STATED EXERCISE:
Would you extract the whole listing below and retype it exactly?

─── RAW DATA ───

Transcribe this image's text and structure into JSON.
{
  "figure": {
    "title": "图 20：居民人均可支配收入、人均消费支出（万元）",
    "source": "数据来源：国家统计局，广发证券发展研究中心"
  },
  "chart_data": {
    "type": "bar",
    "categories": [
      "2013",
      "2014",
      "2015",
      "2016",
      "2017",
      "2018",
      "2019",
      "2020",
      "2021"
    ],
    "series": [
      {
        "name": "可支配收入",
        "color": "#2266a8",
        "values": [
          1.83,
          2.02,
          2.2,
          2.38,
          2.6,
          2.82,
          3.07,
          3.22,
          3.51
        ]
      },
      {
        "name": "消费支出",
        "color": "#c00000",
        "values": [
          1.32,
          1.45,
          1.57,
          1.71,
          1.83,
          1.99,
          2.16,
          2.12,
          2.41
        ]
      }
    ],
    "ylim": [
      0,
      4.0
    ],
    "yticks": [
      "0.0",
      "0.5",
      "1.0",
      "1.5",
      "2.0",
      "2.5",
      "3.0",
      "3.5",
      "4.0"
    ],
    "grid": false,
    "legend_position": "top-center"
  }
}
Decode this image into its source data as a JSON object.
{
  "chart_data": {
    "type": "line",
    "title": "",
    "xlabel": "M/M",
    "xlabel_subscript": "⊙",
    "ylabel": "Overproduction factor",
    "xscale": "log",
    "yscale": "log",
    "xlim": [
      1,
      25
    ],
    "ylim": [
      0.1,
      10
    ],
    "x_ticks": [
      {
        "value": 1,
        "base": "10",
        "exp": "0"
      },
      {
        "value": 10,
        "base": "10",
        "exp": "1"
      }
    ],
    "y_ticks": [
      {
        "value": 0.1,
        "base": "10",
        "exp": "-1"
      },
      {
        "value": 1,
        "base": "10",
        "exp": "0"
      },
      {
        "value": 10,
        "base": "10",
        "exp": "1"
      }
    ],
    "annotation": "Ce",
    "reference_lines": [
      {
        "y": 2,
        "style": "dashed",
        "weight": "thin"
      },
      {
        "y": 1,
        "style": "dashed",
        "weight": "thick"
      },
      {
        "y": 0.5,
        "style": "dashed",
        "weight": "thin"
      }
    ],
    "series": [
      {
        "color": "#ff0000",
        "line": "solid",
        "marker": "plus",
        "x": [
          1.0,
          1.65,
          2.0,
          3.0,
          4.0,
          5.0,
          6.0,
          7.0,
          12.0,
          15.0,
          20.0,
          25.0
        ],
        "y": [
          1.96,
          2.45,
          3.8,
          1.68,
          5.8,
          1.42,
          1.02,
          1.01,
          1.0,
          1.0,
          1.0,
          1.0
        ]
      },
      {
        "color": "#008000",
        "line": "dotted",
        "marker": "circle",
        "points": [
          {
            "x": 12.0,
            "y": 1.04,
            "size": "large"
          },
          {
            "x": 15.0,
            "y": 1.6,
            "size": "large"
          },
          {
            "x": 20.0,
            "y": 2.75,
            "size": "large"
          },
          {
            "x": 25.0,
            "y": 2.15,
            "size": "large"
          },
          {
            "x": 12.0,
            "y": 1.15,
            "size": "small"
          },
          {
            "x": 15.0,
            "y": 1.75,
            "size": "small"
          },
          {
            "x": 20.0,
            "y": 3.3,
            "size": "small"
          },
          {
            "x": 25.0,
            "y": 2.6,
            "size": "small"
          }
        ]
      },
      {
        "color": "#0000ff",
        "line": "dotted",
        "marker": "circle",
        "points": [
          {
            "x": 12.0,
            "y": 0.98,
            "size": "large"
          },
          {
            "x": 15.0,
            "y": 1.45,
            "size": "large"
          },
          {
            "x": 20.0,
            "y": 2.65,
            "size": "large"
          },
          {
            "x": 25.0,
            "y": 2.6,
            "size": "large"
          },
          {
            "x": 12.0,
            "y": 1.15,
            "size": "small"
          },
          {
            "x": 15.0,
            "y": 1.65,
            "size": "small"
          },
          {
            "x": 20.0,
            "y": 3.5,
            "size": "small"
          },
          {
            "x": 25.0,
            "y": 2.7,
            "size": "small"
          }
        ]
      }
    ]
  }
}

───

OUTPUT OF THE EXERCISE:
Transcribe this image's text and structure into JSON.
{
  "figure": {
    "title": "图 20：居民人均可支配收入、人均消费支出（万元）",
    "source": "数据来源：国家统计局，广发证券发展研究中心"
  },
  "chart_data": {
    "type": "bar",
    "categories": [
      "2013",
      "2014",
      "2015",
      "2016",
      "2017",
      "2018",
      "2019",
      "2020",
      "2021"
    ],
    "series": [
      {
        "name": "可支配收入",
        "color": "#2266a8",
        "values": [
          1.83,
          2.02,
          2.2,
          2.38,
          2.6,
          2.82,
          3.07,
          3.22,
          3.51
        ]
      },
      {
        "name": "消费支出",
        "color": "#c00000",
        "values": [
          1.32,
          1.45,
          1.57,
          1.71,
          1.83,
          1.99,
          2.16,
          2.12,
          2.41
        ]
      }
    ],
    "ylim": [
      0,
      4.0
    ],
    "yticks": [
      "0.0",
      "0.5",
      "1.0",
      "1.5",
      "2.0",
      "2.5",
      "3.0",
      "3.5",
      "4.0"
    ],
    "grid": false,
    "legend_position": "top-center"
  }
}
Decode this image into its source data as a JSON object.
{
  "chart_data": {
    "type": "line",
    "title": "",
    "xlabel": "M/M",
    "xlabel_subscript": "⊙",
    "ylabel": "Overproduction factor",
    "xscale": "log",
    "yscale": "log",
    "xlim": [
      1,
      25
    ],
    "ylim": [
      0.1,
      10
    ],
    "x_ticks": [
      {
        "value": 1,
        "base": "10",
        "exp": "0"
      },
      {
        "value": 10,
        "base": "10",
        "exp": "1"
      }
    ],
    "y_ticks": [
      {
        "value": 0.1,
        "base": "10",
        "exp": "-1"
      },
      {
        "value": 1,
        "base": "10",
        "exp": "0"
      },
      {
        "value": 10,
        "base": "10",
        "exp": "1"
      }
    ],
    "annotation": "Ce",
    "reference_lines": [
      {
        "y": 2,
        "style": "dashed",
        "weight": "thin"
      },
      {
        "y": 1,
        "style": "dashed",
        "weight": "thick"
      },
      {
        "y": 0.5,
        "style": "dashed",
        "weight": "thin"
      }
    ],
    "series": [
      {
        "color": "#ff0000",
        "line": "solid",
        "marker": "plus",
        "x": [
          1.0,
          1.65,
          2.0,
          3.0,
          4.0,
          5.0,
          6.0,
          7.0,
          12.0,
          15.0,
          20.0,
          25.0
        ],
        "y": [
          1.96,
          2.45,
          3.8,
          1.68,
          5.8,
          1.42,
          1.02,
          1.01,
          1.0,
          1.0,
          1.0,
          1.0
        ]
      },
      {
        "color": "#008000",
        "line": "dotted",
        "marker": "circle",
        "points": [
          {
            "x": 12.0,
            "y": 1.04,
            "size": "large"
          },
          {
            "x": 15.0,
            "y": 1.6,
            "size": "large"
          },
          {
            "x": 20.0,
            "y": 2.75,
            "size": "large"
          },
          {
            "x": 25.0,
            "y": 2.15,
            "size": "large"
          },
          {
            "x": 12.0,
            "y": 1.15,
            "size": "small"
          },
          {
            "x": 15.0,
            "y": 1.75,
            "size": "small"
          },
          {
            "x": 20.0,
            "y": 3.3,
            "size": "small"
          },
          {
            "x": 25.0,
            "y": 2.6,
            "size": "small"
          }
        ]
      },
      {
        "color": "#0000ff",
        "line": "dotted",
        "marker": "circle",
        "points": [
          {
            "x": 12.0,
            "y": 0.98,
            "size": "large"
          },
          {
            "x": 15.0,
            "y": 1.45,
            "size": "large"
          },
          {
            "x": 20.0,
            "y": 2.65,
            "size": "large"
          },
          {
            "x": 25.0,
            "y": 2.6,
            "size": "large"
          },
          {
            "x": 12.0,
            "y": 1.15,
            "size": "small"
          },
          {
            "x": 15.0,
            "y": 1.65,
            "size": "small"
          },
          {
            "x": 20.0,
            "y": 3.5,
            "size": "small"
          },
          {
            "x": 25.0,
            "y": 2.7,
            "size": "small"
          }
        ]
      }
    ]
  }
}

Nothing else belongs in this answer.